Copy out all of the data exactly as it appears.

■ ■ ■ ■ ■

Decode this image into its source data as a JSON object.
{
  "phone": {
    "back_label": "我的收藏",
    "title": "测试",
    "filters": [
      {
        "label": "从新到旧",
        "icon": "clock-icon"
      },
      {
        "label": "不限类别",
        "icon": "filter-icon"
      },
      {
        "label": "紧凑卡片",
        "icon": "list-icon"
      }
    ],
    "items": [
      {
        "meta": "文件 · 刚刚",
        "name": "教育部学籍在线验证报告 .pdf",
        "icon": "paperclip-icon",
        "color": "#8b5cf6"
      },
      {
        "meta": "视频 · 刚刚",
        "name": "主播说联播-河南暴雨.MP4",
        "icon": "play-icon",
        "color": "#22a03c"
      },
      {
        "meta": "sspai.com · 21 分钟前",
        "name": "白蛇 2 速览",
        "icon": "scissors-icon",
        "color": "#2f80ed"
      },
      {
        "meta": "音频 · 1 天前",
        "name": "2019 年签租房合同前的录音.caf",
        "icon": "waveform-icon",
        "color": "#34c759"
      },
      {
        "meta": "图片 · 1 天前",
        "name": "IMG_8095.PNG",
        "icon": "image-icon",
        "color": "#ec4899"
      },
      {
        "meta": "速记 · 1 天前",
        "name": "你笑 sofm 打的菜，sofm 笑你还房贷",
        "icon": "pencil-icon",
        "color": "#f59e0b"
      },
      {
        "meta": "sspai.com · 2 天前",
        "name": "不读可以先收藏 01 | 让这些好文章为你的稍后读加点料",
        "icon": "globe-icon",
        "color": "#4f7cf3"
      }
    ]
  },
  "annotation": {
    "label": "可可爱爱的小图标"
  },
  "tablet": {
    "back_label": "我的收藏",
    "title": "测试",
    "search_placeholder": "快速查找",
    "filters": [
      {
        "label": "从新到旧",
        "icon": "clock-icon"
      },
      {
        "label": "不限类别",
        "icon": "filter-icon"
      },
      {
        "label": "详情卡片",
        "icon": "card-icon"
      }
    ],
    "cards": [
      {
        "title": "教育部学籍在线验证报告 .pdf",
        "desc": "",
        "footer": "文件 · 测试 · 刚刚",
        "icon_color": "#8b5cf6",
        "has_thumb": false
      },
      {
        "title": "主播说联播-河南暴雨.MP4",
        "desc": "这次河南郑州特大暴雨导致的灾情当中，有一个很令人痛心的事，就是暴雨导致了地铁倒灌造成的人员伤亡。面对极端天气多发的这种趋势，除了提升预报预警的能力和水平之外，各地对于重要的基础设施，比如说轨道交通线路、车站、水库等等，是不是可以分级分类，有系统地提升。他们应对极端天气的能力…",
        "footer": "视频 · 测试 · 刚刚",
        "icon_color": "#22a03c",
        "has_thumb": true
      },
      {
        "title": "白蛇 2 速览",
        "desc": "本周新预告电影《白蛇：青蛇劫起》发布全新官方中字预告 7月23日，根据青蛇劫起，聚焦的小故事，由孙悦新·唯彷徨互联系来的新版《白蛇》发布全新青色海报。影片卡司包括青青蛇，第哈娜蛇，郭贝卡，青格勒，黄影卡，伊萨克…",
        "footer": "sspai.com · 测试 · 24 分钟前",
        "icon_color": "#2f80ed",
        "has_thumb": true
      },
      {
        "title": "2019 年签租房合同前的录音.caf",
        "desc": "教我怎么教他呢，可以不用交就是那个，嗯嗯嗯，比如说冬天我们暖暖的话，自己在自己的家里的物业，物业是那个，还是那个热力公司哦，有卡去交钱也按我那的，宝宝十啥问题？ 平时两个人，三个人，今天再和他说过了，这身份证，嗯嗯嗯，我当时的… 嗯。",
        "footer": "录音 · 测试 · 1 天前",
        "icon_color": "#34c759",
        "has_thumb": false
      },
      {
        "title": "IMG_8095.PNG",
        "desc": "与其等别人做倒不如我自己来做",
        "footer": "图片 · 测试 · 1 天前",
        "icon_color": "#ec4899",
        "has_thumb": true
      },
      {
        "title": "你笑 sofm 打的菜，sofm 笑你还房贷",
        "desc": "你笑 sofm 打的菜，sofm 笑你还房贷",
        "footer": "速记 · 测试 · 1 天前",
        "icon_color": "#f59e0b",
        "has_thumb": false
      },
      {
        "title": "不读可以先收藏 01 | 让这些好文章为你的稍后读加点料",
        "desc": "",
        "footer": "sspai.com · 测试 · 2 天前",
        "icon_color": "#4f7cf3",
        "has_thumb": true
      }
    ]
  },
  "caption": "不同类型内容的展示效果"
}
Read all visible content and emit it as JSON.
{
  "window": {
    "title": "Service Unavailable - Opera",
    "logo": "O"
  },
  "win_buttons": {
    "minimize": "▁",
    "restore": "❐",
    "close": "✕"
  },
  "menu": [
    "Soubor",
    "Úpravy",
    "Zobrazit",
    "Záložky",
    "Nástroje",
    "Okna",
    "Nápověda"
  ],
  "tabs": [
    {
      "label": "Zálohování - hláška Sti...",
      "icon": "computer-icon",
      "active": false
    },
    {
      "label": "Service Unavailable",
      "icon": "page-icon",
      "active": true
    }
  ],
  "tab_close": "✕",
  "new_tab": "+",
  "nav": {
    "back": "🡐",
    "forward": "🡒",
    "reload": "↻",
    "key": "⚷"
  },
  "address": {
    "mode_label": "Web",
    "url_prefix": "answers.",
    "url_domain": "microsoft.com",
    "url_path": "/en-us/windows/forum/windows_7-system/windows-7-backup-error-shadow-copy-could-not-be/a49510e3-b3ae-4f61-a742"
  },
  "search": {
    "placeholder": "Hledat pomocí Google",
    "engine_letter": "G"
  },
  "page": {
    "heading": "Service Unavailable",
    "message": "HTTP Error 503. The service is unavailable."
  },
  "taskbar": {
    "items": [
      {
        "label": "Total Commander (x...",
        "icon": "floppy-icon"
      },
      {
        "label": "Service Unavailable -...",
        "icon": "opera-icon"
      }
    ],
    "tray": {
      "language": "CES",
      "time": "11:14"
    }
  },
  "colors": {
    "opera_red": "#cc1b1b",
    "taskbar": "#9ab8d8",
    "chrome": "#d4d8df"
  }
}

■ ■ ■ ■ ■

- _Response to this task_:
Decode this image into its source data as a JSON object.
{
  "phone": {
    "back_label": "我的收藏",
    "title": "测试",
    "filters": [
      {
        "label": "从新到旧",
        "icon": "clock-icon"
      },
      {
        "label": "不限类别",
        "icon": "filter-icon"
      },
      {
        "label": "紧凑卡片",
        "icon": "list-icon"
      }
    ],
    "items": [
      {
        "meta": "文件 · 刚刚",
        "name": "教育部学籍在线验证报告 .pdf",
        "icon": "paperclip-icon",
        "color": "#8b5cf6"
      },
      {
        "meta": "视频 · 刚刚",
        "name": "主播说联播-河南暴雨.MP4",
        "icon": "play-icon",
        "color": "#22a03c"
      },
      {
        "meta": "sspai.com · 21 分钟前",
        "name": "白蛇 2 速览",
        "icon": "scissors-icon",
        "color": "#2f80ed"
      },
      {
        "meta": "音频 · 1 天前",
        "name": "2019 年签租房合同前的录音.caf",
        "icon": "waveform-icon",
        "color": "#34c759"
      },
      {
        "meta": "图片 · 1 天前",
        "name": "IMG_8095.PNG",
        "icon": "image-icon",
        "color": "#ec4899"
      },
      {
        "meta": "速记 · 1 天前",
        "name": "你笑 sofm 打的菜，sofm 笑你还房贷",
        "icon": "pencil-icon",
        "color": "#f59e0b"
      },
      {
        "meta": "sspai.com · 2 天前",
        "name": "不读可以先收藏 01 | 让这些好文章为你的稍后读加点料",
        "icon": "globe-icon",
        "color": "#4f7cf3"
      }
    ]
  },
  "annotation": {
    "label": "可可爱爱的小图标"
  },
  "tablet": {
    "back_label": "我的收藏",
    "title": "测试",
    "search_placeholder": "快速查找",
    "filters": [
      {
        "label": "从新到旧",
        "icon": "clock-icon"
      },
      {
        "label": "不限类别",
        "icon": "filter-icon"
      },
      {
        "label": "详情卡片",
        "icon": "card-icon"
      }
    ],
    "cards": [
      {
        "title": "教育部学籍在线验证报告 .pdf",
        "desc": "",
        "footer": "文件 · 测试 · 刚刚",
        "icon_color": "#8b5cf6",
        "has_thumb": false
      },
      {
        "title": "主播说联播-河南暴雨.MP4",
        "desc": "这次河南郑州特大暴雨导致的灾情当中，有一个很令人痛心的事，就是暴雨导致了地铁倒灌造成的人员伤亡。面对极端天气多发的这种趋势，除了提升预报预警的能力和水平之外，各地对于重要的基础设施，比如说轨道交通线路、车站、水库等等，是不是可以分级分类，有系统地提升。他们应对极端天气的能力…",
        "footer": "视频 · 测试 · 刚刚",
        "icon_color": "#22a03c",
        "has_thumb": true
      },
      {
        "title": "白蛇 2 速览",
        "desc": "本周新预告电影《白蛇：青蛇劫起》发布全新官方中字预告 7月23日，根据青蛇劫起，聚焦的小故事，由孙悦新·唯彷徨互联系来的新版《白蛇》发布全新青色海报。影片卡司包括青青蛇，第哈娜蛇，郭贝卡，青格勒，黄影卡，伊萨克…",
        "footer": "sspai.com · 测试 · 24 分钟前",
        "icon_color": "#2f80ed",
        "has_thumb": true
      },
      {
        "title": "2019 年签租房合同前的录音.caf",
        "desc": "教我怎么教他呢，可以不用交就是那个，嗯嗯嗯，比如说冬天我们暖暖的话，自己在自己的家里的物业，物业是那个，还是那个热力公司哦，有卡去交钱也按我那的，宝宝十啥问题？ 平时两个人，三个人，今天再和他说过了，这身份证，嗯嗯嗯，我当时的… 嗯。",
        "footer": "录音 · 测试 · 1 天前",
        "icon_color": "#34c759",
        "has_thumb": false
      },
      {
        "title": "IMG_8095.PNG",
        "desc": "与其等别人做倒不如我自己来做",
        "footer": "图片 · 测试 · 1 天前",
        "icon_color": "#ec4899",
        "has_thumb": true
      },
      {
        "title": "你笑 sofm 打的菜，sofm 笑你还房贷",
        "desc": "你笑 sofm 打的菜，sofm 笑你还房贷",
        "footer": "速记 · 测试 · 1 天前",
        "icon_color": "#f59e0b",
        "has_thumb": false
      },
      {
        "title": "不读可以先收藏 01 | 让这些好文章为你的稍后读加点料",
        "desc": "",
        "footer": "sspai.com · 测试 · 2 天前",
        "icon_color": "#4f7cf3",
        "has_thumb": true
      }
    ]
  },
  "caption": "不同类型内容的展示效果"
}
Read all visible content and emit it as JSON.
{
  "window": {
    "title": "Service Unavailable - Opera",
    "logo": "O"
  },
  "win_buttons": {
    "minimize": "▁",
    "restore": "❐",
    "close": "✕"
  },
  "menu": [
    "Soubor",
    "Úpravy",
    "Zobrazit",
    "Záložky",
    "Nástroje",
    "Okna",
    "Nápověda"
  ],
  "tabs": [
    {
      "label": "Zálohování - hláška Sti...",
      "icon": "computer-icon",
      "active": false
    },
    {
      "label": "Service Unavailable",
      "icon": "page-icon",
      "active": true
    }
  ],
  "tab_close": "✕",
  "new_tab": "+",
  "nav": {
    "back": "🡐",
    "forward": "🡒",
    "reload": "↻",
    "key": "⚷"
  },
  "address": {
    "mode_label": "Web",
    "url_prefix": "answers.",
    "url_domain": "microsoft.com",
    "url_path": "/en-us/windows/forum/windows_7-system/windows-7-backup-error-shadow-copy-could-not-be/a49510e3-b3ae-4f61-a742"
  },
  "search": {
    "placeholder": "Hledat pomocí Google",
    "engine_letter": "G"
  },
  "page": {
    "heading": "Service Unavailable",
    "message": "HTTP Error 503. The service is unavailable."
  },
  "taskbar": {
    "items": [
      {
        "label": "Total Commander (x...",
        "icon": "floppy-icon"
      },
      {
        "label": "Service Unavailable -...",
        "icon": "opera-icon"
      }
    ],
    "tray": {
      "language": "CES",
      "time": "11:14"
    }
  },
  "colors": {
    "opera_red": "#cc1b1b",
    "taskbar": "#9ab8d8",
    "chrome": "#d4d8df"
  }
}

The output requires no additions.